##### Data #####

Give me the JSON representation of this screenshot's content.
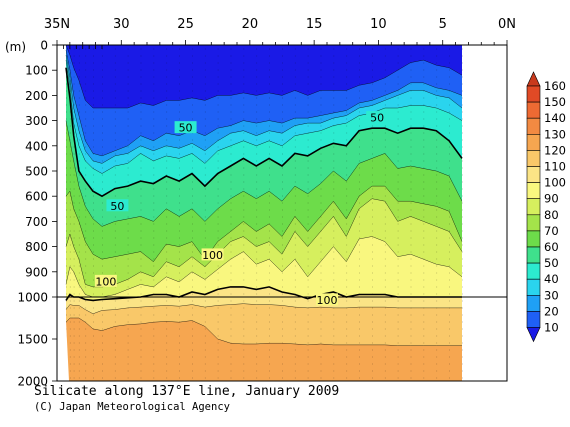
{
  "chart_data": {
    "type": "heatmap",
    "title": "Silicate along 137°E line, January 2009",
    "credit": "(C) Japan Meteorological Agency",
    "x_axis": {
      "range": [
        35,
        0
      ],
      "ticks": [
        35,
        30,
        25,
        20,
        15,
        10,
        5,
        0
      ],
      "tick_labels": [
        "35N",
        "30",
        "25",
        "20",
        "15",
        "10",
        "5",
        "0N"
      ]
    },
    "y_axis": {
      "unit_label": "(m)",
      "upper_ticks": [
        0,
        100,
        200,
        300,
        400,
        500,
        600,
        700,
        800,
        900,
        1000
      ],
      "lower_ticks": [
        1500,
        2000
      ],
      "range": [
        0,
        2000
      ]
    },
    "colorbar": {
      "levels": [
        10,
        20,
        30,
        40,
        50,
        60,
        70,
        80,
        90,
        100,
        110,
        120,
        130,
        140,
        150,
        160
      ],
      "colors": [
        "#1a1ae6",
        "#1f60f5",
        "#1fa0f5",
        "#2ad4ee",
        "#2cebd0",
        "#3fe08c",
        "#6ddc4a",
        "#a4e34a",
        "#d6ef5e",
        "#f9f77f",
        "#fbe486",
        "#f9c869",
        "#f6a650",
        "#f28a42",
        "#ee6a33",
        "#e04a26",
        "#c83a1d"
      ]
    },
    "contour_labels": [
      "50",
      "50",
      "50",
      "100",
      "100",
      "100"
    ],
    "columns": [
      {
        "lat": 34.3,
        "d": [
          0,
          20,
          40,
          60,
          90,
          300,
          600,
          800,
          950,
          1040,
          1150,
          1300
        ]
      },
      {
        "lat": 34.0,
        "d": [
          40,
          100,
          130,
          160,
          210,
          380,
          580,
          750,
          880,
          990,
          1090,
          1250
        ]
      },
      {
        "lat": 33.7,
        "d": [
          90,
          200,
          250,
          310,
          360,
          460,
          650,
          800,
          900,
          1000,
          1100,
          1250
        ]
      },
      {
        "lat": 33.3,
        "d": [
          140,
          280,
          340,
          400,
          500,
          560,
          700,
          850,
          950,
          1000,
          1100,
          1250
        ]
      },
      {
        "lat": 32.8,
        "d": [
          220,
          380,
          420,
          460,
          540,
          640,
          780,
          950,
          990,
          1030,
          1150,
          1300
        ]
      },
      {
        "lat": 32.2,
        "d": [
          250,
          430,
          460,
          490,
          580,
          690,
          830,
          960,
          1000,
          1040,
          1200,
          1380
        ]
      },
      {
        "lat": 31.5,
        "d": [
          250,
          440,
          470,
          510,
          600,
          720,
          850,
          960,
          1000,
          1030,
          1160,
          1400
        ]
      },
      {
        "lat": 30.5,
        "d": [
          250,
          420,
          440,
          480,
          570,
          700,
          840,
          950,
          990,
          1020,
          1150,
          1350
        ]
      },
      {
        "lat": 29.5,
        "d": [
          250,
          400,
          430,
          470,
          560,
          690,
          830,
          930,
          970,
          1010,
          1130,
          1330
        ]
      },
      {
        "lat": 28.5,
        "d": [
          230,
          360,
          400,
          430,
          540,
          680,
          820,
          900,
          950,
          1000,
          1120,
          1320
        ]
      },
      {
        "lat": 27.5,
        "d": [
          240,
          380,
          420,
          460,
          550,
          700,
          860,
          920,
          960,
          990,
          1110,
          1300
        ]
      },
      {
        "lat": 26.5,
        "d": [
          220,
          350,
          400,
          440,
          520,
          650,
          790,
          860,
          920,
          990,
          1100,
          1290
        ]
      },
      {
        "lat": 25.5,
        "d": [
          220,
          360,
          410,
          450,
          540,
          680,
          800,
          880,
          940,
          1000,
          1110,
          1300
        ]
      },
      {
        "lat": 24.5,
        "d": [
          210,
          340,
          390,
          430,
          510,
          650,
          780,
          840,
          900,
          980,
          1090,
          1280
        ]
      },
      {
        "lat": 23.5,
        "d": [
          220,
          360,
          420,
          470,
          560,
          700,
          850,
          880,
          930,
          990,
          1120,
          1350
        ]
      },
      {
        "lat": 22.5,
        "d": [
          200,
          330,
          380,
          420,
          510,
          650,
          780,
          830,
          890,
          970,
          1100,
          1500
        ]
      },
      {
        "lat": 21.5,
        "d": [
          200,
          320,
          350,
          400,
          480,
          610,
          740,
          780,
          850,
          960,
          1090,
          1550
        ]
      },
      {
        "lat": 20.5,
        "d": [
          190,
          300,
          340,
          380,
          450,
          580,
          700,
          760,
          820,
          960,
          1080,
          1560
        ]
      },
      {
        "lat": 19.5,
        "d": [
          200,
          310,
          360,
          400,
          480,
          610,
          740,
          800,
          870,
          970,
          1090,
          1560
        ]
      },
      {
        "lat": 18.5,
        "d": [
          190,
          300,
          340,
          380,
          450,
          580,
          710,
          780,
          850,
          960,
          1090,
          1550
        ]
      },
      {
        "lat": 17.5,
        "d": [
          200,
          310,
          350,
          400,
          480,
          620,
          760,
          830,
          900,
          980,
          1100,
          1550
        ]
      },
      {
        "lat": 16.5,
        "d": [
          180,
          290,
          320,
          360,
          430,
          560,
          680,
          740,
          850,
          990,
          1120,
          1560
        ]
      },
      {
        "lat": 15.5,
        "d": [
          200,
          290,
          310,
          350,
          440,
          590,
          740,
          800,
          920,
          1020,
          1130,
          1570
        ]
      },
      {
        "lat": 14.5,
        "d": [
          180,
          280,
          310,
          340,
          410,
          550,
          680,
          740,
          860,
          990,
          1120,
          1560
        ]
      },
      {
        "lat": 13.5,
        "d": [
          180,
          270,
          290,
          320,
          390,
          500,
          620,
          680,
          800,
          980,
          1130,
          1570
        ]
      },
      {
        "lat": 12.5,
        "d": [
          180,
          260,
          280,
          310,
          400,
          540,
          690,
          760,
          860,
          1000,
          1130,
          1570
        ]
      },
      {
        "lat": 11.5,
        "d": [
          160,
          230,
          250,
          280,
          340,
          470,
          600,
          650,
          770,
          990,
          1120,
          1570
        ]
      },
      {
        "lat": 10.5,
        "d": [
          150,
          220,
          240,
          270,
          330,
          450,
          560,
          610,
          760,
          990,
          1120,
          1570
        ]
      },
      {
        "lat": 9.5,
        "d": [
          130,
          200,
          220,
          250,
          330,
          430,
          560,
          620,
          780,
          990,
          1120,
          1570
        ]
      },
      {
        "lat": 8.5,
        "d": [
          100,
          180,
          200,
          250,
          350,
          490,
          620,
          700,
          840,
          1000,
          1130,
          1580
        ]
      },
      {
        "lat": 7.5,
        "d": [
          70,
          150,
          180,
          240,
          330,
          480,
          620,
          680,
          830,
          1000,
          1130,
          1580
        ]
      },
      {
        "lat": 6.5,
        "d": [
          60,
          150,
          180,
          240,
          330,
          490,
          630,
          700,
          850,
          1000,
          1130,
          1580
        ]
      },
      {
        "lat": 5.5,
        "d": [
          80,
          170,
          200,
          250,
          340,
          500,
          640,
          720,
          870,
          1000,
          1130,
          1580
        ]
      },
      {
        "lat": 4.5,
        "d": [
          90,
          180,
          210,
          270,
          380,
          520,
          660,
          740,
          880,
          1000,
          1130,
          1580
        ]
      },
      {
        "lat": 3.5,
        "d": [
          120,
          200,
          250,
          300,
          450,
          620,
          780,
          820,
          920,
          1000,
          1130,
          1580
        ]
      }
    ]
  }
}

#####

Exercise aim –
Pictures stay out; reproduce every line of the records exactly.

Solution to this exercise –
Give me the JSON representation of this screenshot's content.
{
  "chart_data": {
    "type": "heatmap",
    "title": "Silicate along 137°E line, January 2009",
    "credit": "(C) Japan Meteorological Agency",
    "x_axis": {
      "range": [
        35,
        0
      ],
      "ticks": [
        35,
        30,
        25,
        20,
        15,
        10,
        5,
        0
      ],
      "tick_labels": [
        "35N",
        "30",
        "25",
        "20",
        "15",
        "10",
        "5",
        "0N"
      ]
    },
    "y_axis": {
      "unit_label": "(m)",
      "upper_ticks": [
        0,
        100,
        200,
        300,
        400,
        500,
        600,
        700,
        800,
        900,
        1000
      ],
      "lower_ticks": [
        1500,
        2000
      ],
      "range": [
        0,
        2000
      ]
    },
    "colorbar": {
      "levels": [
        10,
        20,
        30,
        40,
        50,
        60,
        70,
        80,
        90,
        100,
        110,
        120,
        130,
        140,
        150,
        160
      ],
      "colors": [
        "#1a1ae6",
        "#1f60f5",
        "#1fa0f5",
        "#2ad4ee",
        "#2cebd0",
        "#3fe08c",
        "#6ddc4a",
        "#a4e34a",
        "#d6ef5e",
        "#f9f77f",
        "#fbe486",
        "#f9c869",
        "#f6a650",
        "#f28a42",
        "#ee6a33",
        "#e04a26",
        "#c83a1d"
      ]
    },
    "contour_labels": [
      "50",
      "50",
      "50",
      "100",
      "100",
      "100"
    ],
    "columns": [
      {
        "lat": 34.3,
        "d": [
          0,
          20,
          40,
          60,
          90,
          300,
          600,
          800,
          950,
          1040,
          1150,
          1300
        ]
      },
      {
        "lat": 34.0,
        "d": [
          40,
          100,
          130,
          160,
          210,
          380,
          580,
          750,
          880,
          990,
          1090,
          1250
        ]
      },
      {
        "lat": 33.7,
        "d": [
          90,
          200,
          250,
          310,
          360,
          460,
          650,
          800,
          900,
          1000,
          1100,
          1250
        ]
      },
      {
        "lat": 33.3,
        "d": [
          140,
          280,
          340,
          400,
          500,
          560,
          700,
          850,
          950,
          1000,
          1100,
          1250
        ]
      },
      {
        "lat": 32.8,
        "d": [
          220,
          380,
          420,
          460,
          540,
          640,
          780,
          950,
          990,
          1030,
          1150,
          1300
        ]
      },
      {
        "lat": 32.2,
        "d": [
          250,
          430,
          460,
          490,
          580,
          690,
          830,
          960,
          1000,
          1040,
          1200,
          1380
        ]
      },
      {
        "lat": 31.5,
        "d": [
          250,
          440,
          470,
          510,
          600,
          720,
          850,
          960,
          1000,
          1030,
          1160,
          1400
        ]
      },
      {
        "lat": 30.5,
        "d": [
          250,
          420,
          440,
          480,
          570,
          700,
          840,
          950,
          990,
          1020,
          1150,
          1350
        ]
      },
      {
        "lat": 29.5,
        "d": [
          250,
          400,
          430,
          470,
          560,
          690,
          830,
          930,
          970,
          1010,
          1130,
          1330
        ]
      },
      {
        "lat": 28.5,
        "d": [
          230,
          360,
          400,
          430,
          540,
          680,
          820,
          900,
          950,
          1000,
          1120,
          1320
        ]
      },
      {
        "lat": 27.5,
        "d": [
          240,
          380,
          420,
          460,
          550,
          700,
          860,
          920,
          960,
          990,
          1110,
          1300
        ]
      },
      {
        "lat": 26.5,
        "d": [
          220,
          350,
          400,
          440,
          520,
          650,
          790,
          860,
          920,
          990,
          1100,
          1290
        ]
      },
      {
        "lat": 25.5,
        "d": [
          220,
          360,
          410,
          450,
          540,
          680,
          800,
          880,
          940,
          1000,
          1110,
          1300
        ]
      },
      {
        "lat": 24.5,
        "d": [
          210,
          340,
          390,
          430,
          510,
          650,
          780,
          840,
          900,
          980,
          1090,
          1280
        ]
      },
      {
        "lat": 23.5,
        "d": [
          220,
          360,
          420,
          470,
          560,
          700,
          850,
          880,
          930,
          990,
          1120,
          1350
        ]
      },
      {
        "lat": 22.5,
        "d": [
          200,
          330,
          380,
          420,
          510,
          650,
          780,
          830,
          890,
          970,
          1100,
          1500
        ]
      },
      {
        "lat": 21.5,
        "d": [
          200,
          320,
          350,
          400,
          480,
          610,
          740,
          780,
          850,
          960,
          1090,
          1550
        ]
      },
      {
        "lat": 20.5,
        "d": [
          190,
          300,
          340,
          380,
          450,
          580,
          700,
          760,
          820,
          960,
          1080,
          1560
        ]
      },
      {
        "lat": 19.5,
        "d": [
          200,
          310,
          360,
          400,
          480,
          610,
          740,
          800,
          870,
          970,
          1090,
          1560
        ]
      },
      {
        "lat": 18.5,
        "d": [
          190,
          300,
          340,
          380,
          450,
          580,
          710,
          780,
          850,
          960,
          1090,
          1550
        ]
      },
      {
        "lat": 17.5,
        "d": [
          200,
          310,
          350,
          400,
          480,
          620,
          760,
          830,
          900,
          980,
          1100,
          1550
        ]
      },
      {
        "lat": 16.5,
        "d": [
          180,
          290,
          320,
          360,
          430,
          560,
          680,
          740,
          850,
          990,
          1120,
          1560
        ]
      },
      {
        "lat": 15.5,
        "d": [
          200,
          290,
          310,
          350,
          440,
          590,
          740,
          800,
          920,
          1020,
          1130,
          1570
        ]
      },
      {
        "lat": 14.5,
        "d": [
          180,
          280,
          310,
          340,
          410,
          550,
          680,
          740,
          860,
          990,
          1120,
          1560
        ]
      },
      {
        "lat": 13.5,
        "d": [
          180,
          270,
          290,
          320,
          390,
          500,
          620,
          680,
          800,
          980,
          1130,
          1570
        ]
      },
      {
        "lat": 12.5,
        "d": [
          180,
          260,
          280,
          310,
          400,
          540,
          690,
          760,
          860,
          1000,
          1130,
          1570
        ]
      },
      {
        "lat": 11.5,
        "d": [
          160,
          230,
          250,
          280,
          340,
          470,
          600,
          650,
          770,
          990,
          1120,
          1570
        ]
      },
      {
        "lat": 10.5,
        "d": [
          150,
          220,
          240,
          270,
          330,
          450,
          560,
          610,
          760,
          990,
          1120,
          1570
        ]
      },
      {
        "lat": 9.5,
        "d": [
          130,
          200,
          220,
          250,
          330,
          430,
          560,
          620,
          780,
          990,
          1120,
          1570
        ]
      },
      {
        "lat": 8.5,
        "d": [
          100,
          180,
          200,
          250,
          350,
          490,
          620,
          700,
          840,
          1000,
          1130,
          1580
        ]
      },
      {
        "lat": 7.5,
        "d": [
          70,
          150,
          180,
          240,
          330,
          480,
          620,
          680,
          830,
          1000,
          1130,
          1580
        ]
      },
      {
        "lat": 6.5,
        "d": [
          60,
          150,
          180,
          240,
          330,
          490,
          630,
          700,
          850,
          1000,
          1130,
          1580
        ]
      },
      {
        "lat": 5.5,
        "d": [
          80,
          170,
          200,
          250,
          340,
          500,
          640,
          720,
          870,
          1000,
          1130,
          1580
        ]
      },
      {
        "lat": 4.5,
        "d": [
          90,
          180,
          210,
          270,
          380,
          520,
          660,
          740,
          880,
          1000,
          1130,
          1580
        ]
      },
      {
        "lat": 3.5,
        "d": [
          120,
          200,
          250,
          300,
          450,
          620,
          780,
          820,
          920,
          1000,
          1130,
          1580
        ]
      }
    ]
  }
}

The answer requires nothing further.